**Task directions**
Of the lines in the data below, count the ones holding the string "name", and answer with that number only.

**Records about charts and figures**
==================================================

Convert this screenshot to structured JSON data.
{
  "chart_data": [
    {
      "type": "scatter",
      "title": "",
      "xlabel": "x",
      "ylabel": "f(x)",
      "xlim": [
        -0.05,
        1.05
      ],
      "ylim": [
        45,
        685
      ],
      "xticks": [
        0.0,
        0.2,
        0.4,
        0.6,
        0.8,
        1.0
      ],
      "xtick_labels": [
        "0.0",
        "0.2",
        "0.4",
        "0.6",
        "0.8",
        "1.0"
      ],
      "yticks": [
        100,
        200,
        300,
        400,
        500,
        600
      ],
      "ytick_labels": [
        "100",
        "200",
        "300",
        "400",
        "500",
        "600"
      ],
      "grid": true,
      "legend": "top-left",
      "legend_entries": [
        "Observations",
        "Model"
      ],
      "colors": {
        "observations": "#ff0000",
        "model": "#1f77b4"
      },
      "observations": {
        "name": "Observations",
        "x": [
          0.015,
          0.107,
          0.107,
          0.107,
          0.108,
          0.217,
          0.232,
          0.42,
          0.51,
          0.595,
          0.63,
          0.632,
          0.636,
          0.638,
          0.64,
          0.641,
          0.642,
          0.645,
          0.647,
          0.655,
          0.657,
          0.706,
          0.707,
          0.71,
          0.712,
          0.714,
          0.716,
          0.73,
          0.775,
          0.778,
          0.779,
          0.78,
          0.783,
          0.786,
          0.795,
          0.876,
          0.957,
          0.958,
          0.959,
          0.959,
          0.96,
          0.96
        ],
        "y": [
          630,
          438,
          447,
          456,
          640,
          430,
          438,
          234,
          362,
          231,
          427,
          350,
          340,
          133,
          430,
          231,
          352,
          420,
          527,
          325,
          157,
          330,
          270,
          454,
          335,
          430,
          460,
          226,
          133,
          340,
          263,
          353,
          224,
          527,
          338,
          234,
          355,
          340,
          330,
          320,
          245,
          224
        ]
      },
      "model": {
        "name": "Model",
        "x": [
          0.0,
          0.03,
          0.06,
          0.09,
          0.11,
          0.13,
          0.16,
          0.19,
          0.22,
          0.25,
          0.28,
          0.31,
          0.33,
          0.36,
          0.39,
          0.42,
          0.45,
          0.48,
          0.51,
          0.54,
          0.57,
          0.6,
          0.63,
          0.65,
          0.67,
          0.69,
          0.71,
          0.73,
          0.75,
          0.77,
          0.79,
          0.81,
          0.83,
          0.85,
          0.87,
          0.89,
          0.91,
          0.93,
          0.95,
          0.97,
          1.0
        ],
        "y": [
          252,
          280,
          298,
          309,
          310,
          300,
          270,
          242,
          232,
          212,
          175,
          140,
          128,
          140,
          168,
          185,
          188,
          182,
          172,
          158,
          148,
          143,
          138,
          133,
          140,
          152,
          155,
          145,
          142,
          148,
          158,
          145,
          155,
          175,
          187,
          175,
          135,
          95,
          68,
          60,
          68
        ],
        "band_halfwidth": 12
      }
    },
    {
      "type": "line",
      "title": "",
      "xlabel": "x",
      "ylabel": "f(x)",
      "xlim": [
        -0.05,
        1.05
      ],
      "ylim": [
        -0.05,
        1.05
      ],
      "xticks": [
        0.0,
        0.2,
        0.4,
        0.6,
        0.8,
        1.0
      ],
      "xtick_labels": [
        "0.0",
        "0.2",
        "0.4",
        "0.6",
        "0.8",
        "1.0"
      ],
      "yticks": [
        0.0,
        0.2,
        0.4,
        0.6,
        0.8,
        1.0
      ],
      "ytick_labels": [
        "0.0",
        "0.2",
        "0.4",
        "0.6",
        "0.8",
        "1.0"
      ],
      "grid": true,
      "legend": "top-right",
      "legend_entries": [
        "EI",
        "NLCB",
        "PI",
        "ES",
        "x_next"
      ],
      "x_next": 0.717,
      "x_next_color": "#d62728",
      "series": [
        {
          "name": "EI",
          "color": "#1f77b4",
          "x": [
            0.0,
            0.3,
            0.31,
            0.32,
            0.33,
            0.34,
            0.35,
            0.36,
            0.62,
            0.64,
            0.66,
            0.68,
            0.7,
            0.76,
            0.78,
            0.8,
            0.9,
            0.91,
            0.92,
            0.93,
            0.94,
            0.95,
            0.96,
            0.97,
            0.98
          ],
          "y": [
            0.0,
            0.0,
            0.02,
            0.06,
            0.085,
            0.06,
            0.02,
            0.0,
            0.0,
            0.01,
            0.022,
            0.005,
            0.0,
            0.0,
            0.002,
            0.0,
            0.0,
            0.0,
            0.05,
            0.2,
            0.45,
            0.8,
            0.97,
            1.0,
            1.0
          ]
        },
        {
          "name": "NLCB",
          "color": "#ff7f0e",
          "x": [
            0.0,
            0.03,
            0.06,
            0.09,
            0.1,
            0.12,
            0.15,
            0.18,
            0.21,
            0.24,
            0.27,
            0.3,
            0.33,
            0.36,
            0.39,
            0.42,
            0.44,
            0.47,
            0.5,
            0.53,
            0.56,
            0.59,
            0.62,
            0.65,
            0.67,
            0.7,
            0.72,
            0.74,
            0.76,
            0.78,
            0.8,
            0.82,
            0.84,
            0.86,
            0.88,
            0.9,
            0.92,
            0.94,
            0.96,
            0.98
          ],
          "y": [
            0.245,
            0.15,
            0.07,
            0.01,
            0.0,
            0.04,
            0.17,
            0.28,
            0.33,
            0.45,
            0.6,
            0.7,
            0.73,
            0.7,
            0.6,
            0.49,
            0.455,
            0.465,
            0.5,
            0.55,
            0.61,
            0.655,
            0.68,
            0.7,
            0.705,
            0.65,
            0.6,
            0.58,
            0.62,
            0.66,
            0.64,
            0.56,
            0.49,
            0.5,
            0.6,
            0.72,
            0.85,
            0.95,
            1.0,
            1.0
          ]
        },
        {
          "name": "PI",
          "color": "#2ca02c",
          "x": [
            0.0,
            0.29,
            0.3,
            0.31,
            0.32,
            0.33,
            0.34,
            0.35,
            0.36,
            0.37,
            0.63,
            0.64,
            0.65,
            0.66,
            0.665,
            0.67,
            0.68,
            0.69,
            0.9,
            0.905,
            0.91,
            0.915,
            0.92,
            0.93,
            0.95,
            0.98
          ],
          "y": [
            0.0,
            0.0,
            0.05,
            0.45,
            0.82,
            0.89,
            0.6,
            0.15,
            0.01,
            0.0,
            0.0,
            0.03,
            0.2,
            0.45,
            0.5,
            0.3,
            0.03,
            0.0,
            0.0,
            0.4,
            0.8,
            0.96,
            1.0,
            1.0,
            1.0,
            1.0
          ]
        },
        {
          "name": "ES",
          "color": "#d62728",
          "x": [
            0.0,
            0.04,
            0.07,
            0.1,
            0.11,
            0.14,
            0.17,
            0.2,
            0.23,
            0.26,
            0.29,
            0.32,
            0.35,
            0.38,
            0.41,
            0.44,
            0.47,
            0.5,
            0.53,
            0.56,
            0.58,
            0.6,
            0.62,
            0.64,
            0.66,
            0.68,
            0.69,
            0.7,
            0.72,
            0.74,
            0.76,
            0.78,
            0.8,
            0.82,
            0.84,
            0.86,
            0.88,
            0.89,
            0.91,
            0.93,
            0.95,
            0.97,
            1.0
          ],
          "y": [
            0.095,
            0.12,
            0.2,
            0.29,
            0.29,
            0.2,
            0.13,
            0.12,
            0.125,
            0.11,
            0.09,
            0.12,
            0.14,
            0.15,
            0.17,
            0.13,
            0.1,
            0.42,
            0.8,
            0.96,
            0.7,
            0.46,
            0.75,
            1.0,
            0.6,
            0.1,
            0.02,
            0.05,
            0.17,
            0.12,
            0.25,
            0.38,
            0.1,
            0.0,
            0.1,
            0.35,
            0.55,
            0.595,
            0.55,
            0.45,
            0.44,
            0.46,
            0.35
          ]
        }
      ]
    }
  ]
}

==================================================

**Output for this exercise**
6